**Task details:** Skip the images. Copy the records exactly as written.

**Material for the task:**
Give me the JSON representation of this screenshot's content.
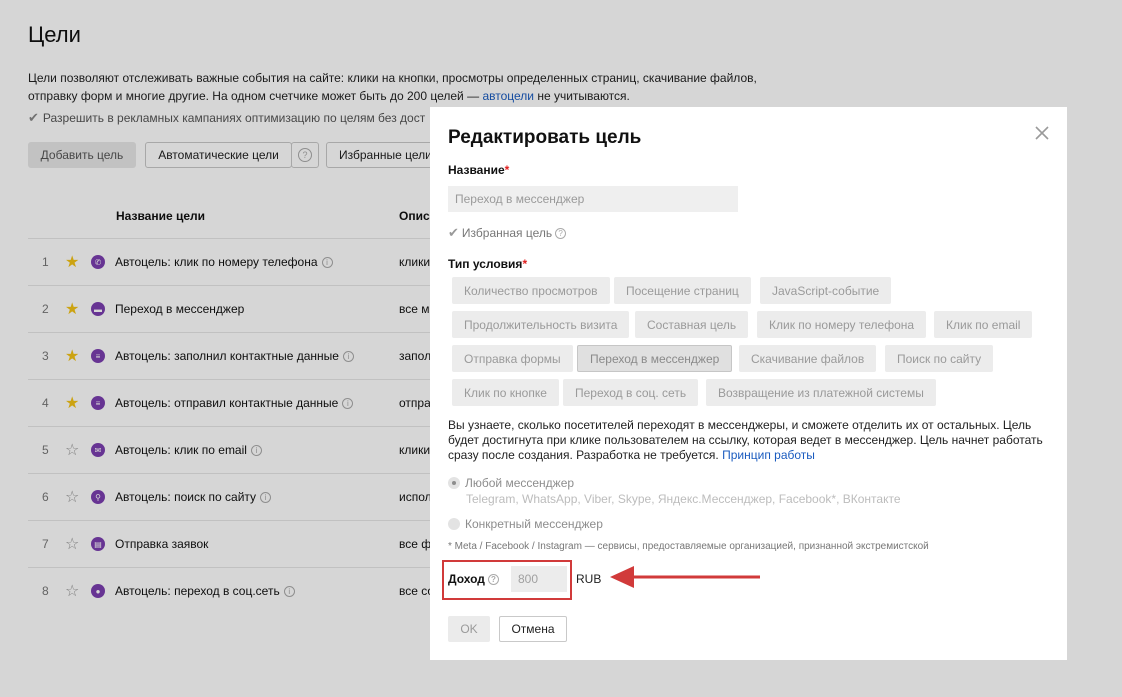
{
  "page": {
    "title": "Цели",
    "description_line1": "Цели позволяют отслеживать важные события на сайте: клики на кнопки, просмотры определенных страниц, скачивание файлов,",
    "description_line2_before": "отправку форм и многие другие. На одном счетчике может быть до 200 целей — ",
    "description_link": "автоцели",
    "description_line2_after": " не учитываются.",
    "permission_text": "Разрешить в рекламных кампаниях оптимизацию по целям без дост"
  },
  "toolbar": {
    "add_goal": "Добавить цель",
    "auto_goals": "Автоматические цели",
    "help": "?",
    "favorite_goals": "Избранные цели"
  },
  "table": {
    "col_name": "Название цели",
    "col_desc": "Опис",
    "rows": [
      {
        "num": "1",
        "favorite": true,
        "icon": "phone-icon",
        "name": "Автоцель: клик по номеру телефона",
        "info": true,
        "desc": "клики"
      },
      {
        "num": "2",
        "favorite": true,
        "icon": "chat-icon",
        "name": "Переход в мессенджер",
        "info": false,
        "desc": "все м"
      },
      {
        "num": "3",
        "favorite": true,
        "icon": "form-icon",
        "name": "Автоцель: заполнил контактные данные",
        "info": true,
        "desc": "запол"
      },
      {
        "num": "4",
        "favorite": true,
        "icon": "form-icon",
        "name": "Автоцель: отправил контактные данные",
        "info": true,
        "desc": "отпра"
      },
      {
        "num": "5",
        "favorite": false,
        "icon": "mail-icon",
        "name": "Автоцель: клик по email",
        "info": true,
        "desc": "клики"
      },
      {
        "num": "6",
        "favorite": false,
        "icon": "search-icon",
        "name": "Автоцель: поиск по сайту",
        "info": true,
        "desc": "испол"
      },
      {
        "num": "7",
        "favorite": false,
        "icon": "document-icon",
        "name": "Отправка заявок",
        "info": false,
        "desc": "все ф"
      },
      {
        "num": "8",
        "favorite": false,
        "icon": "user-icon",
        "name": "Автоцель: переход в соц.сеть",
        "info": true,
        "desc": "все со"
      }
    ]
  },
  "modal": {
    "title": "Редактировать цель",
    "name_label": "Название",
    "required_mark": "*",
    "name_value": "Переход в мессенджер",
    "favorite_label": "Избранная цель",
    "condition_label": "Тип условия",
    "conditions_row1": [
      "Количество просмотров",
      "Посещение страниц",
      "JavaScript-событие"
    ],
    "conditions_row2": [
      "Продолжительность визита",
      "Составная цель",
      "Клик по номеру телефона",
      "Клик по email"
    ],
    "conditions_row3": [
      "Отправка формы",
      "Переход в мессенджер",
      "Скачивание файлов",
      "Поиск по сайту"
    ],
    "conditions_row4": [
      "Клик по кнопке",
      "Переход в соц. сеть",
      "Возвращение из платежной системы"
    ],
    "selected_condition": "Переход в мессенджер",
    "info_line1": "Вы узнаете, сколько посетителей переходят в мессенджеры, и сможете отделить их от остальных. Цель",
    "info_line2": "будет достигнута при клике пользователем на ссылку, которая ведет в мессенджер. Цель начнет работать",
    "info_line3": "сразу после создания. Разработка не требуется. ",
    "info_link": "Принцип работы",
    "radio_any": "Любой мессенджер",
    "radio_any_sub": "Telegram, WhatsApp, Viber, Skype, Яндекс.Мессенджер, Facebook*, ВКонтакте",
    "radio_specific": "Конкретный мессенджер",
    "footnote": "* Meta / Facebook / Instagram — сервисы, предоставляемые организацией, признанной экстремистской",
    "income_label": "Доход",
    "income_value": "800",
    "currency": "RUB",
    "ok": "OK",
    "cancel": "Отмена"
  },
  "colors": {
    "highlight": "#d13a3a",
    "link": "#1a5bbf",
    "goal_icon": "#7b3fb0",
    "star": "#f3c316"
  }
}
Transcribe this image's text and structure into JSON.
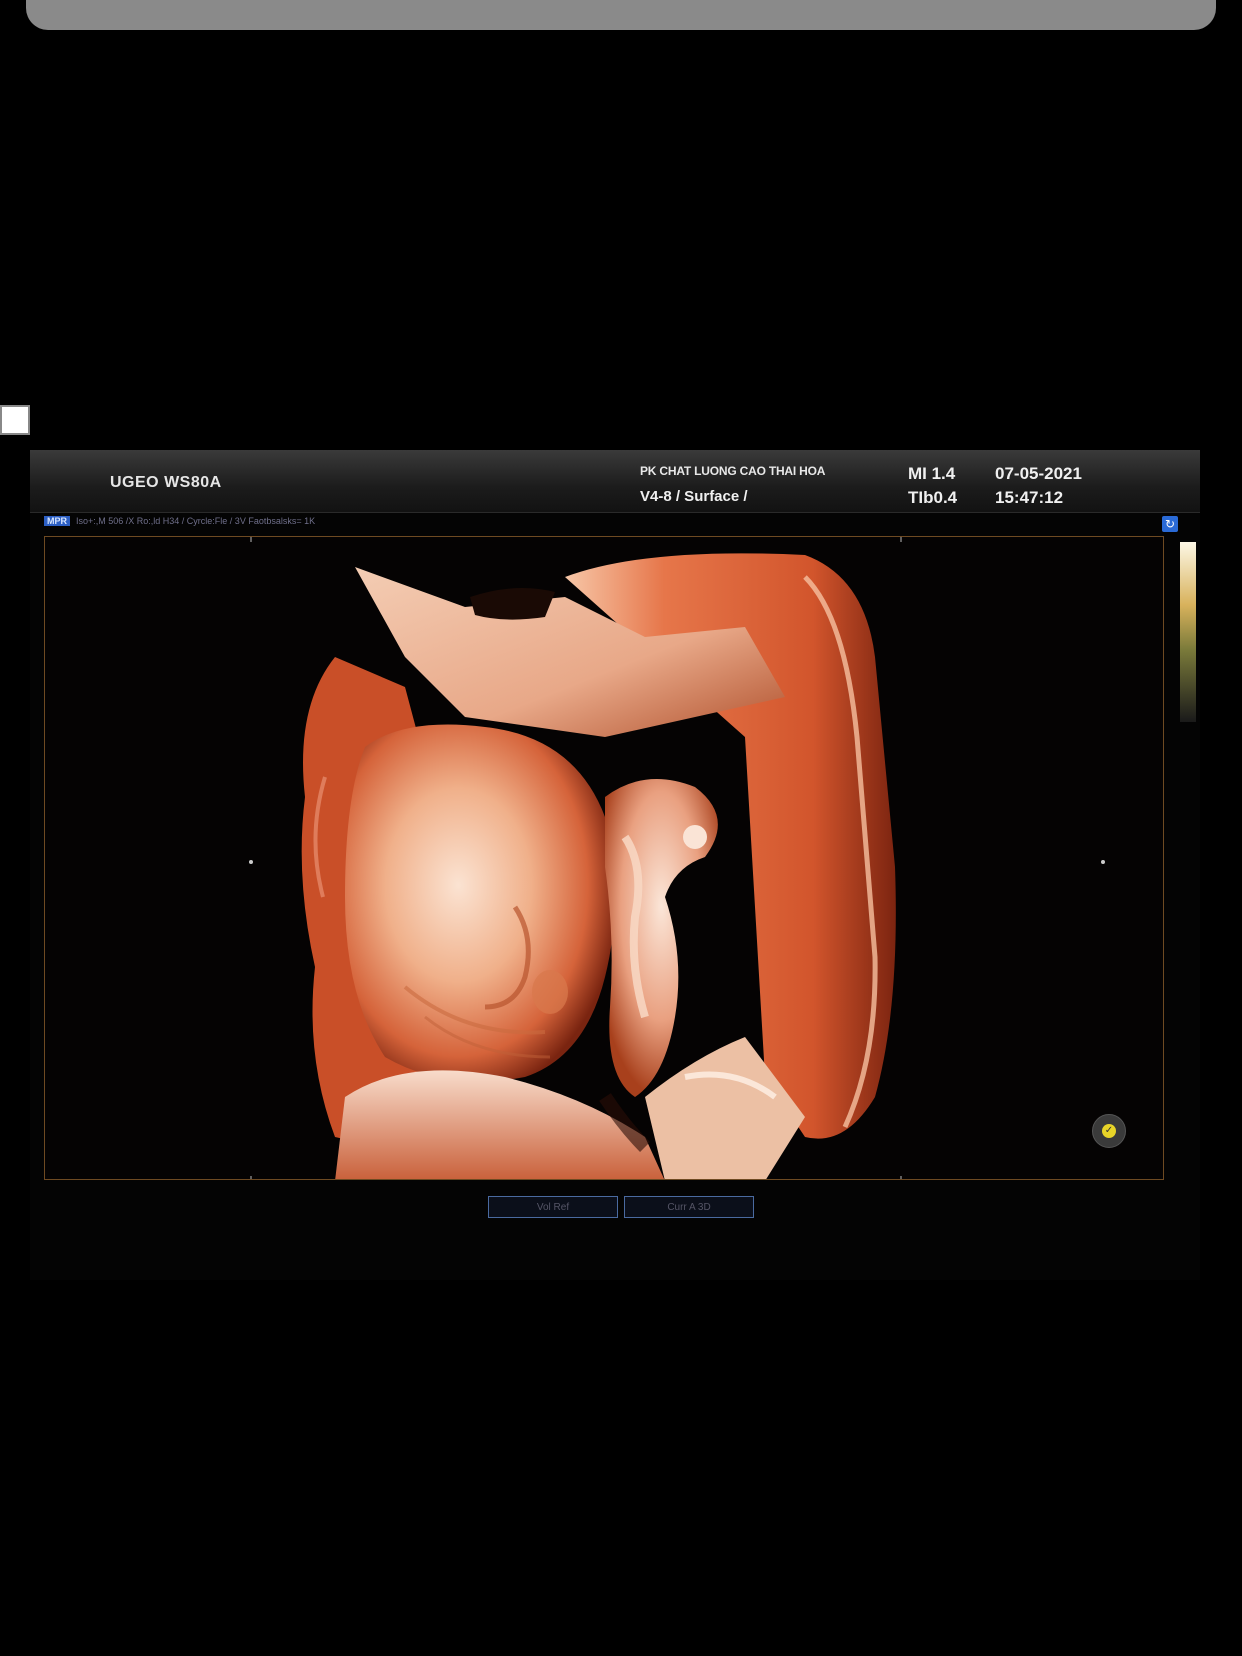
{
  "header": {
    "model": "UGEO WS80A",
    "clinic": "PK CHAT LUONG CAO THAI HOA",
    "mode": "V4-8 / Surface /",
    "mi": "MI  1.4",
    "tib": "TIb0.4",
    "date": "07-05-2021",
    "time": "15:47:12"
  },
  "params": {
    "tag": "MPR",
    "text": "Iso+:,M 506 /X Ro:,ld H34 / Cyrcle:Fle / 3V Faotbsalsks= 1K"
  },
  "tabs": [
    "Vol Ref",
    "Curr   A 3D"
  ],
  "colors": {
    "skin_light": "#f4c6a6",
    "skin_mid": "#d9693a",
    "skin_dark": "#8a2a10",
    "frame": "#6e4a22"
  },
  "icons": [
    "cycle-icon",
    "check-icon"
  ]
}
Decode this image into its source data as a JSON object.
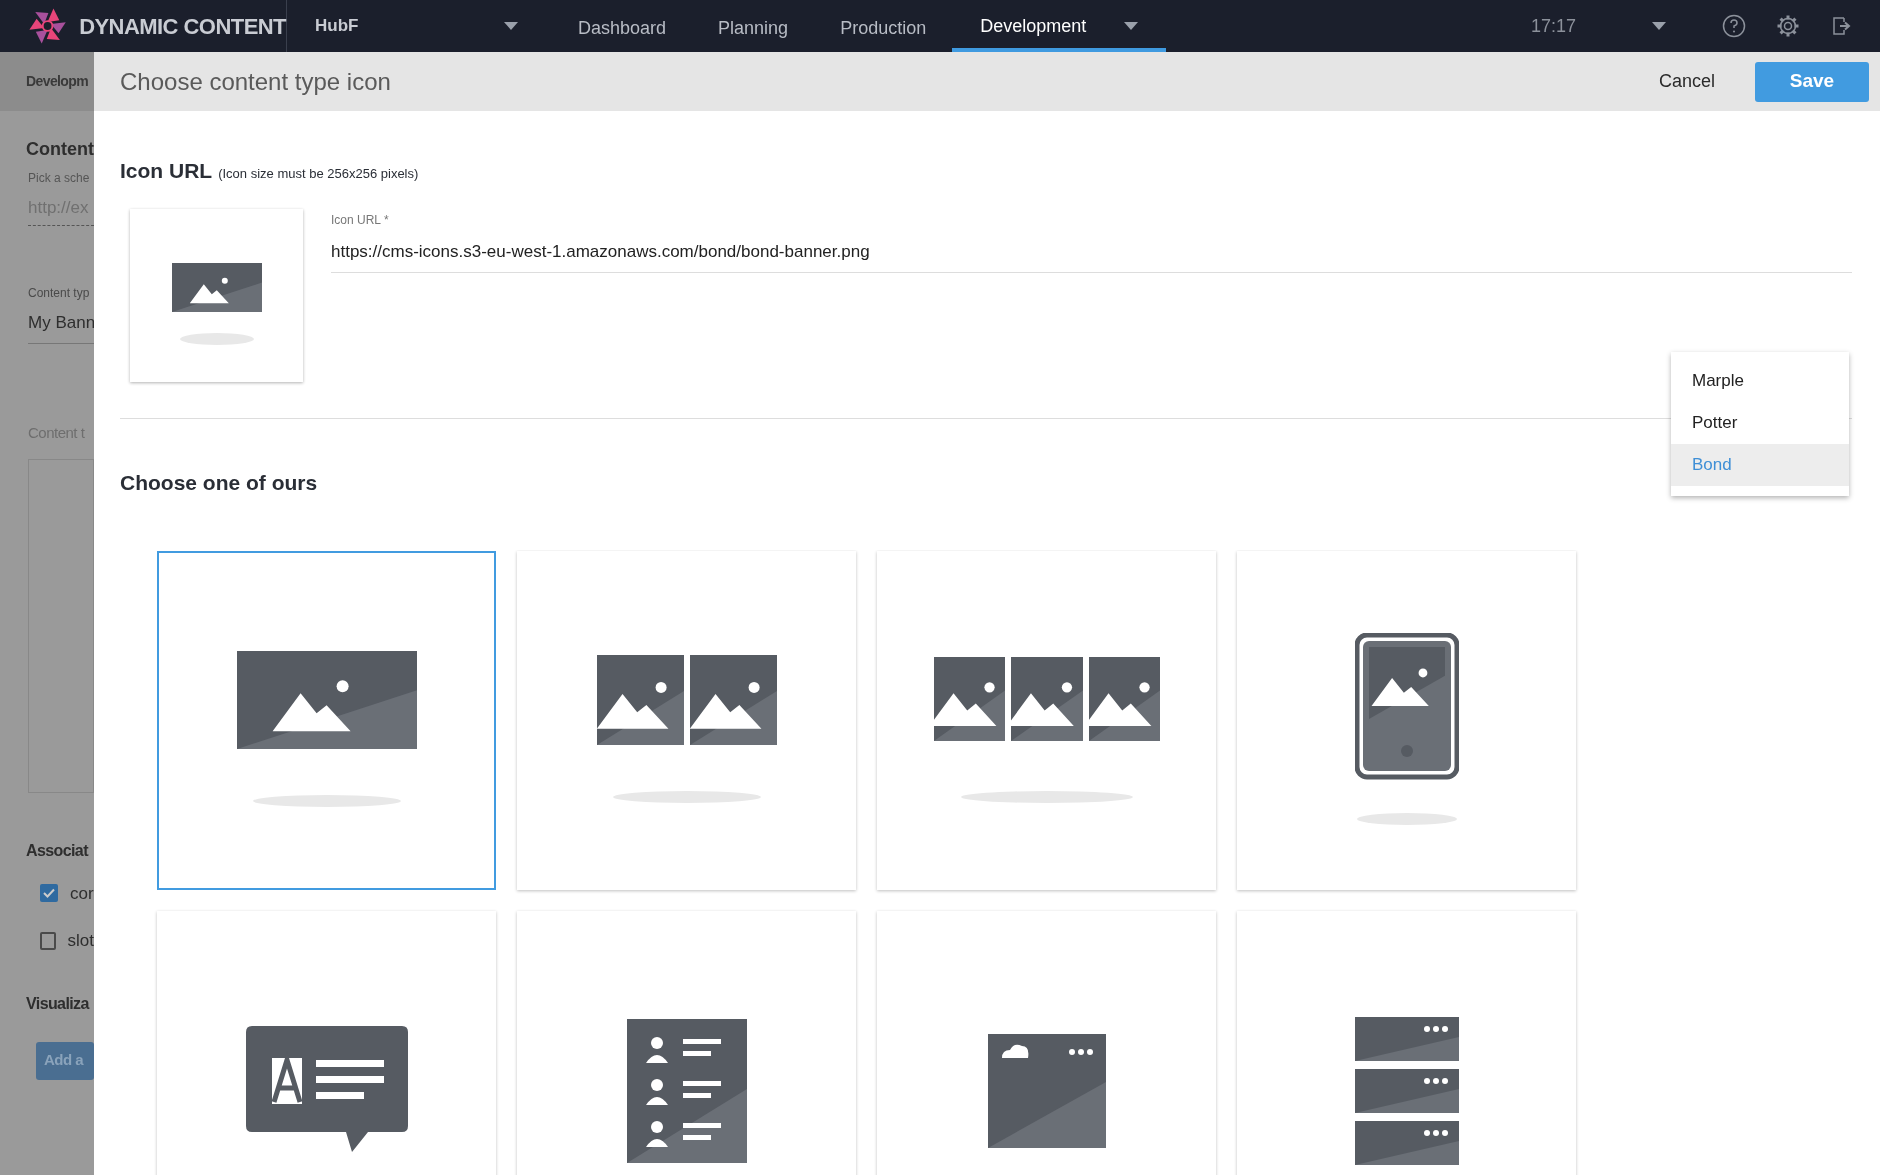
{
  "app": {
    "title": "DYNAMIC CONTENT",
    "hub": "HubF",
    "time": "17:17"
  },
  "nav_tabs": [
    {
      "label": "Dashboard",
      "selected": false
    },
    {
      "label": "Planning",
      "selected": false
    },
    {
      "label": "Production",
      "selected": false
    },
    {
      "label": "Development",
      "selected": true
    }
  ],
  "background_page": {
    "breadcrumb": "Developm",
    "section_title": "Content",
    "hint": "Pick a sche",
    "placeholder": "http://ex",
    "type_label": "Content typ",
    "type_value": "My Bann",
    "content_label": "Content t",
    "assoc_title": "Associat",
    "checkboxes": [
      {
        "label": "cor",
        "checked": true
      },
      {
        "label": "slot",
        "checked": false
      }
    ],
    "vis_title": "Visualiza",
    "button": "Add a"
  },
  "panel": {
    "title": "Choose content type icon",
    "cancel": "Cancel",
    "save": "Save"
  },
  "icon_url": {
    "heading": "Icon URL",
    "note": "(Icon size must be 256x256 pixels)",
    "field_label": "Icon URL *",
    "value": "https://cms-icons.s3-eu-west-1.amazonaws.com/bond/bond-banner.png"
  },
  "menu": [
    {
      "label": "Marple",
      "selected": false
    },
    {
      "label": "Potter",
      "selected": false
    },
    {
      "label": "Bond",
      "selected": true
    }
  ],
  "gallery": {
    "heading": "Choose one of ours",
    "icons": [
      {
        "kind": "banner",
        "selected": true
      },
      {
        "kind": "banner2",
        "selected": false
      },
      {
        "kind": "banner3",
        "selected": false
      },
      {
        "kind": "tablet",
        "selected": false
      },
      {
        "kind": "bubble",
        "selected": false
      },
      {
        "kind": "list",
        "selected": false
      },
      {
        "kind": "card",
        "selected": false
      },
      {
        "kind": "stack",
        "selected": false
      }
    ]
  }
}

**Written response:**
Give me the JSON representation of this screenshot's content.
{
  "page": {
    "title": "Цели",
    "description_line1": "Цели позволяют отслеживать важные события на сайте: клики на кнопки, просмотры определенных страниц, скачивание файлов,",
    "description_line2_before": "отправку форм и многие другие. На одном счетчике может быть до 200 целей — ",
    "description_link": "автоцели",
    "description_line2_after": " не учитываются.",
    "permission_text": "Разрешить в рекламных кампаниях оптимизацию по целям без дост"
  },
  "toolbar": {
    "add_goal": "Добавить цель",
    "auto_goals": "Автоматические цели",
    "help": "?",
    "favorite_goals": "Избранные цели"
  },
  "table": {
    "col_name": "Название цели",
    "col_desc": "Опис",
    "rows": [
      {
        "num": "1",
        "favorite": true,
        "icon": "phone-icon",
        "name": "Автоцель: клик по номеру телефона",
        "info": true,
        "desc": "клики"
      },
      {
        "num": "2",
        "favorite": true,
        "icon": "chat-icon",
        "name": "Переход в мессенджер",
        "info": false,
        "desc": "все м"
      },
      {
        "num": "3",
        "favorite": true,
        "icon": "form-icon",
        "name": "Автоцель: заполнил контактные данные",
        "info": true,
        "desc": "запол"
      },
      {
        "num": "4",
        "favorite": true,
        "icon": "form-icon",
        "name": "Автоцель: отправил контактные данные",
        "info": true,
        "desc": "отпра"
      },
      {
        "num": "5",
        "favorite": false,
        "icon": "mail-icon",
        "name": "Автоцель: клик по email",
        "info": true,
        "desc": "клики"
      },
      {
        "num": "6",
        "favorite": false,
        "icon": "search-icon",
        "name": "Автоцель: поиск по сайту",
        "info": true,
        "desc": "испол"
      },
      {
        "num": "7",
        "favorite": false,
        "icon": "document-icon",
        "name": "Отправка заявок",
        "info": false,
        "desc": "все ф"
      },
      {
        "num": "8",
        "favorite": false,
        "icon": "user-icon",
        "name": "Автоцель: переход в соц.сеть",
        "info": true,
        "desc": "все со"
      }
    ]
  },
  "modal": {
    "title": "Редактировать цель",
    "name_label": "Название",
    "required_mark": "*",
    "name_value": "Переход в мессенджер",
    "favorite_label": "Избранная цель",
    "condition_label": "Тип условия",
    "conditions_row1": [
      "Количество просмотров",
      "Посещение страниц",
      "JavaScript-событие"
    ],
    "conditions_row2": [
      "Продолжительность визита",
      "Составная цель",
      "Клик по номеру телефона",
      "Клик по email"
    ],
    "conditions_row3": [
      "Отправка формы",
      "Переход в мессенджер",
      "Скачивание файлов",
      "Поиск по сайту"
    ],
    "conditions_row4": [
      "Клик по кнопке",
      "Переход в соц. сеть",
      "Возвращение из платежной системы"
    ],
    "selected_condition": "Переход в мессенджер",
    "info_line1": "Вы узнаете, сколько посетителей переходят в мессенджеры, и сможете отделить их от остальных. Цель",
    "info_line2": "будет достигнута при клике пользователем на ссылку, которая ведет в мессенджер. Цель начнет работать",
    "info_line3": "сразу после создания. Разработка не требуется. ",
    "info_link": "Принцип работы",
    "radio_any": "Любой мессенджер",
    "radio_any_sub": "Telegram, WhatsApp, Viber, Skype, Яндекс.Мессенджер, Facebook*, ВКонтакте",
    "radio_specific": "Конкретный мессенджер",
    "footnote": "* Meta / Facebook / Instagram — сервисы, предоставляемые организацией, признанной экстремистской",
    "income_label": "Доход",
    "income_value": "800",
    "currency": "RUB",
    "ok": "OK",
    "cancel": "Отмена"
  },
  "colors": {
    "highlight": "#d13a3a",
    "link": "#1a5bbf",
    "goal_icon": "#7b3fb0",
    "star": "#f3c316"
  }
}
Transcribe this image's text and structure into JSON.
{
  "header": {
    "model": "UGEO WS80A",
    "clinic": "PK CHAT LUONG CAO THAI HOA",
    "mode": "V4-8 / Surface /",
    "mi": "MI  1.4",
    "tib": "TIb0.4",
    "date": "07-05-2021",
    "time": "15:47:12"
  },
  "params": {
    "tag": "MPR",
    "text": "Iso+:,M 506 /X Ro:,ld H34 / Cyrcle:Fle / 3V Faotbsalsks= 1K"
  },
  "tabs": [
    "Vol Ref",
    "Curr   A 3D"
  ],
  "colors": {
    "skin_light": "#f4c6a6",
    "skin_mid": "#d9693a",
    "skin_dark": "#8a2a10",
    "frame": "#6e4a22"
  },
  "icons": [
    "cycle-icon",
    "check-icon"
  ]
}
Decode this image into its source data as a JSON object.
{
  "app": {
    "title": "DYNAMIC CONTENT",
    "hub": "HubF",
    "time": "17:17"
  },
  "nav_tabs": [
    {
      "label": "Dashboard",
      "selected": false
    },
    {
      "label": "Planning",
      "selected": false
    },
    {
      "label": "Production",
      "selected": false
    },
    {
      "label": "Development",
      "selected": true
    }
  ],
  "background_page": {
    "breadcrumb": "Developm",
    "section_title": "Content",
    "hint": "Pick a sche",
    "placeholder": "http://ex",
    "type_label": "Content typ",
    "type_value": "My Bann",
    "content_label": "Content t",
    "assoc_title": "Associat",
    "checkboxes": [
      {
        "label": "cor",
        "checked": true
      },
      {
        "label": "slot",
        "checked": false
      }
    ],
    "vis_title": "Visualiza",
    "button": "Add a"
  },
  "panel": {
    "title": "Choose content type icon",
    "cancel": "Cancel",
    "save": "Save"
  },
  "icon_url": {
    "heading": "Icon URL",
    "note": "(Icon size must be 256x256 pixels)",
    "field_label": "Icon URL *",
    "value": "https://cms-icons.s3-eu-west-1.amazonaws.com/bond/bond-banner.png"
  },
  "menu": [
    {
      "label": "Marple",
      "selected": false
    },
    {
      "label": "Potter",
      "selected": false
    },
    {
      "label": "Bond",
      "selected": true
    }
  ],
  "gallery": {
    "heading": "Choose one of ours",
    "icons": [
      {
        "kind": "banner",
        "selected": true
      },
      {
        "kind": "banner2",
        "selected": false
      },
      {
        "kind": "banner3",
        "selected": false
      },
      {
        "kind": "tablet",
        "selected": false
      },
      {
        "kind": "bubble",
        "selected": false
      },
      {
        "kind": "list",
        "selected": false
      },
      {
        "kind": "card",
        "selected": false
      },
      {
        "kind": "stack",
        "selected": false
      }
    ]
  }
}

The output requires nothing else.